Work to be completed: Using the listing below, please gather every line containing the word "jubilación".

Data excerpts:

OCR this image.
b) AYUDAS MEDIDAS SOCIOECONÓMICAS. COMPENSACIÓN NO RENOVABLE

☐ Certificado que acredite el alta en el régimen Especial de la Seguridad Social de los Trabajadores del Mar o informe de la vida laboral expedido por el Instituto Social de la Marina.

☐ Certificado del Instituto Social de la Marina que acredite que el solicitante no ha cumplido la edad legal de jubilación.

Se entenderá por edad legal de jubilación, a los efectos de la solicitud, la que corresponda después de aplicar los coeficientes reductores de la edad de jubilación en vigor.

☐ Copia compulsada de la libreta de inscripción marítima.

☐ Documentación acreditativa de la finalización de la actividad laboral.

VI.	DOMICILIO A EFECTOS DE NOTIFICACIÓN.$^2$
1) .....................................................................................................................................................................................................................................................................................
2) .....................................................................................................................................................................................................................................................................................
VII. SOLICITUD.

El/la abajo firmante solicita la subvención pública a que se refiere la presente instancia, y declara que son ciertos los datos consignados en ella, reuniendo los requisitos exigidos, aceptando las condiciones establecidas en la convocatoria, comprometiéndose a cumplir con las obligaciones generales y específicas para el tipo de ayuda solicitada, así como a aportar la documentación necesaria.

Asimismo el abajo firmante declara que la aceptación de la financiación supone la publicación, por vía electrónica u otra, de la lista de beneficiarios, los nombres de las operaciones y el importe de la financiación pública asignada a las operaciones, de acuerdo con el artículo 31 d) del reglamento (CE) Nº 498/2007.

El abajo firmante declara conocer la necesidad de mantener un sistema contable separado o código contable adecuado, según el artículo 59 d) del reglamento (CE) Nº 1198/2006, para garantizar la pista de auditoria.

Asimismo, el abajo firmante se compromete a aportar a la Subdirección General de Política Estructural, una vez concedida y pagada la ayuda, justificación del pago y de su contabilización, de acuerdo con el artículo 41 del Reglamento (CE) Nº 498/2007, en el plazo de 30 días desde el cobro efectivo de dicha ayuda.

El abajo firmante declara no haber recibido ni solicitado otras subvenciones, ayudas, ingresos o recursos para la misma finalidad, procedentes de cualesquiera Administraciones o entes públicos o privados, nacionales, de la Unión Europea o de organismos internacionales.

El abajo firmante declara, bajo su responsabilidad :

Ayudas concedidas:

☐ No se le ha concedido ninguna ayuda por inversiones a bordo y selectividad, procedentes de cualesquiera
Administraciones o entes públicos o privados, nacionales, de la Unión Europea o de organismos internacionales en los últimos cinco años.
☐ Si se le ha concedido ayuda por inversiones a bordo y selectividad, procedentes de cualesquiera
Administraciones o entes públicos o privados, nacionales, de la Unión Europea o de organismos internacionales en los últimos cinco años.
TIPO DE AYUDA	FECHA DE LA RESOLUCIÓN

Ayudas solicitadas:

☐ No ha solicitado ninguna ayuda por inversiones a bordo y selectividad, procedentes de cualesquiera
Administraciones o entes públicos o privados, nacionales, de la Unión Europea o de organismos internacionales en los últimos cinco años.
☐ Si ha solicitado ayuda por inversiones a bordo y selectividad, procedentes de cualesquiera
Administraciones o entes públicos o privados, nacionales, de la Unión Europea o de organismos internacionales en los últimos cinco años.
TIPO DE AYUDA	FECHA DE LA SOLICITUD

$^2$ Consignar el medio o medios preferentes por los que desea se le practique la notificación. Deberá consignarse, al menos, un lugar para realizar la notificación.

--

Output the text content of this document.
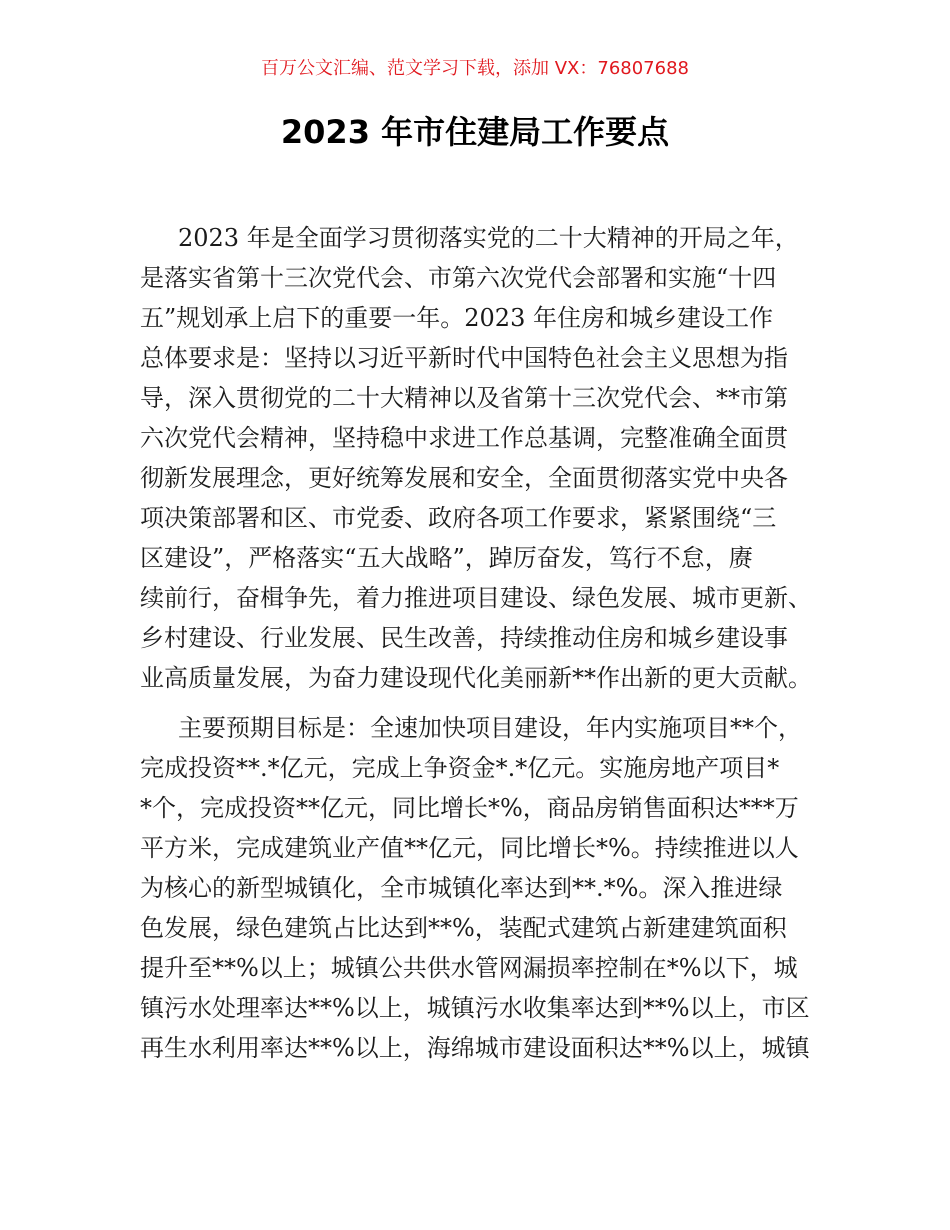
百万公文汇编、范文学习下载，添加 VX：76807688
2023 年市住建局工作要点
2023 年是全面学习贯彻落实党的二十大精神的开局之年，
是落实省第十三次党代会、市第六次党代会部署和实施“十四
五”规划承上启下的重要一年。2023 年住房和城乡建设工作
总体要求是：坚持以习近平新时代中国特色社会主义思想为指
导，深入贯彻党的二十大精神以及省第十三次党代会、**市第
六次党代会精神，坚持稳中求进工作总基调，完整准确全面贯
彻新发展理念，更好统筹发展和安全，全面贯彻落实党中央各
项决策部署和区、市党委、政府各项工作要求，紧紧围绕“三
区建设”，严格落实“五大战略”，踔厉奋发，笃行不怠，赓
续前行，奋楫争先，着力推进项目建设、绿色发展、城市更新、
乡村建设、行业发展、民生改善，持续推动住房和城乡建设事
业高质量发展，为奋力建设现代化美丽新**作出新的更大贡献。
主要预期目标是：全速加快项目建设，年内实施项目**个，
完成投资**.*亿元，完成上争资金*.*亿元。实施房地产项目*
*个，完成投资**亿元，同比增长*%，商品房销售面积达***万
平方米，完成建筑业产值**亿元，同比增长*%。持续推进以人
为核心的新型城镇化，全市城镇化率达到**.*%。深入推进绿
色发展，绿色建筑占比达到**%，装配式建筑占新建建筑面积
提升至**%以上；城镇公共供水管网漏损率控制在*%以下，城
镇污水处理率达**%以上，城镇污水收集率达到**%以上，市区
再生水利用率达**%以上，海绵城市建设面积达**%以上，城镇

Correct output:
☐ Certificado del Instituto Social de la Marina que acredite que el solicitante no ha cumplido la edad legal de jubilación.
Se entenderá por edad legal de jubilación, a los efectos de la solicitud, la que corresponda después de aplicar los coeficientes reductores de la edad de jubilación en vigor.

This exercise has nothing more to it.